▼
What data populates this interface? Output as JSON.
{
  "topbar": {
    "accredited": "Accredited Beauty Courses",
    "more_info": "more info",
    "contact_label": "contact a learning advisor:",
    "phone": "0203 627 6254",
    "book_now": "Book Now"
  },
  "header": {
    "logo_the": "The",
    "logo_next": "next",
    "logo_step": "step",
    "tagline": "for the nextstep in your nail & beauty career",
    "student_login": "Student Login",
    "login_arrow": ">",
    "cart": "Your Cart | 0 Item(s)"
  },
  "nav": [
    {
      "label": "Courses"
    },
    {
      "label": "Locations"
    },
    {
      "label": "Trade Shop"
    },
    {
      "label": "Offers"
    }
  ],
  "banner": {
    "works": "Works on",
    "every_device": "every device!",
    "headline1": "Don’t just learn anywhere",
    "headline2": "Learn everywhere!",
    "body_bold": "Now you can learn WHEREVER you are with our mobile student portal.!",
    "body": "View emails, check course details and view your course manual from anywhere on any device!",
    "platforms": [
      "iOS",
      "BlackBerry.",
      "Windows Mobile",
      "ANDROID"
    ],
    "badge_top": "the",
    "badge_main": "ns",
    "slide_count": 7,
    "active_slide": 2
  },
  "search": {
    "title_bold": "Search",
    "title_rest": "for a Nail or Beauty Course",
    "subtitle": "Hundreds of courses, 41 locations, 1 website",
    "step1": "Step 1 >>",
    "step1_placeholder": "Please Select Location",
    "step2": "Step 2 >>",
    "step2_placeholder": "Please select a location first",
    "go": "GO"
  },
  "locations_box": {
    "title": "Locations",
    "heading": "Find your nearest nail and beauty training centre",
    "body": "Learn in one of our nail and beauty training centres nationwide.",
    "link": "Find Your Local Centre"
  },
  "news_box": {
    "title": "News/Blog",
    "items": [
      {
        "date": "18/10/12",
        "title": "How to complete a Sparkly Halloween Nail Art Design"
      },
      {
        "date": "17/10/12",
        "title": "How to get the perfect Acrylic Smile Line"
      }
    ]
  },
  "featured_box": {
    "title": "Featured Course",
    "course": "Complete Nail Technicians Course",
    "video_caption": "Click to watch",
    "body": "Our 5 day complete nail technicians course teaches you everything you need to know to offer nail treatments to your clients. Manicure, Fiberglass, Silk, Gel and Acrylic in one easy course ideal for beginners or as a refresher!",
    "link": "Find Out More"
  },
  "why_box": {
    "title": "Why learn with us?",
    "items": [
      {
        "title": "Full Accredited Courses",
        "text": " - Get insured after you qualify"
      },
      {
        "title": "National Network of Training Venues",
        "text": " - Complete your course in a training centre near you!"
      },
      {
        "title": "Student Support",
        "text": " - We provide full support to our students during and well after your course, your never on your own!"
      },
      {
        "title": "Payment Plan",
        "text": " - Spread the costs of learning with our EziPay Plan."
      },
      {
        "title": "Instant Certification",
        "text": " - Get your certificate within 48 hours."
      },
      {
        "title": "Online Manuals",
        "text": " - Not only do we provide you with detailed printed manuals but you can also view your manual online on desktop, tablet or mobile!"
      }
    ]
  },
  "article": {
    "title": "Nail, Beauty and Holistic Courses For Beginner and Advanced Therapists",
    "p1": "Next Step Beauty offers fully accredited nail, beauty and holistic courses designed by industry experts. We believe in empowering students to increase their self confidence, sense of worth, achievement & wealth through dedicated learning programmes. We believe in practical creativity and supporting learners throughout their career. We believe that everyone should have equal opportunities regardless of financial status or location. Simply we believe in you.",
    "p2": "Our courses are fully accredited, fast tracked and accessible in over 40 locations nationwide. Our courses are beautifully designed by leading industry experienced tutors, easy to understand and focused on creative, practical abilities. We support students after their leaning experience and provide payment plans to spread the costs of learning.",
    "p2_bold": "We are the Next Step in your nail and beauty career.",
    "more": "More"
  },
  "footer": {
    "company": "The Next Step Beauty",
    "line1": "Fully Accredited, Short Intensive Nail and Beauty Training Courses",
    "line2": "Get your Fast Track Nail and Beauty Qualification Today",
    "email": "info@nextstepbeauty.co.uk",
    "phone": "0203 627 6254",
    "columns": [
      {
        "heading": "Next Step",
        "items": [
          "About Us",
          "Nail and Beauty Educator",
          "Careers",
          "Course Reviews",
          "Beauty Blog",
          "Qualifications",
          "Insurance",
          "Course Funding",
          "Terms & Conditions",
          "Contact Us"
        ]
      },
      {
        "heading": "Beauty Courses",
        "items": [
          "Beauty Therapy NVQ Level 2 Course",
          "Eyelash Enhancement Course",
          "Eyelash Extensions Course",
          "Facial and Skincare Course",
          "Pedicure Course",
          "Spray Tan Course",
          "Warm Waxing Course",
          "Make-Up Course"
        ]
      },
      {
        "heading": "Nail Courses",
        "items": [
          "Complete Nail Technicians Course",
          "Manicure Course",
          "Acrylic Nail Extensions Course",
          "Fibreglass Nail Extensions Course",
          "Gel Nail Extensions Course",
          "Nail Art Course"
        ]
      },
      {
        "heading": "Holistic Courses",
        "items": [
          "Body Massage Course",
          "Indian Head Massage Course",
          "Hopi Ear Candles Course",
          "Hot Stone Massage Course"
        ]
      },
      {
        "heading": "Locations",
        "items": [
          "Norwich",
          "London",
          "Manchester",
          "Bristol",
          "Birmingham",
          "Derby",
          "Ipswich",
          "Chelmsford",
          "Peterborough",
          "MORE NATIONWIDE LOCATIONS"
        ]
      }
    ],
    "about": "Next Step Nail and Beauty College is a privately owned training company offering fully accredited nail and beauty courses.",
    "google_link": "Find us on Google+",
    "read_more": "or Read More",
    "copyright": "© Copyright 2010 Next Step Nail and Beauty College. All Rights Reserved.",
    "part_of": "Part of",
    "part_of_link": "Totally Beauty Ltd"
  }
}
▲
Scan the records above for the string "Find", then select every line that holds it.

    "heading": "Find your nearest nail and beauty training centre",
    "link": "Find Your Local Centre"
    "link": "Find Out More"
    "google_link": "Find us on Google+",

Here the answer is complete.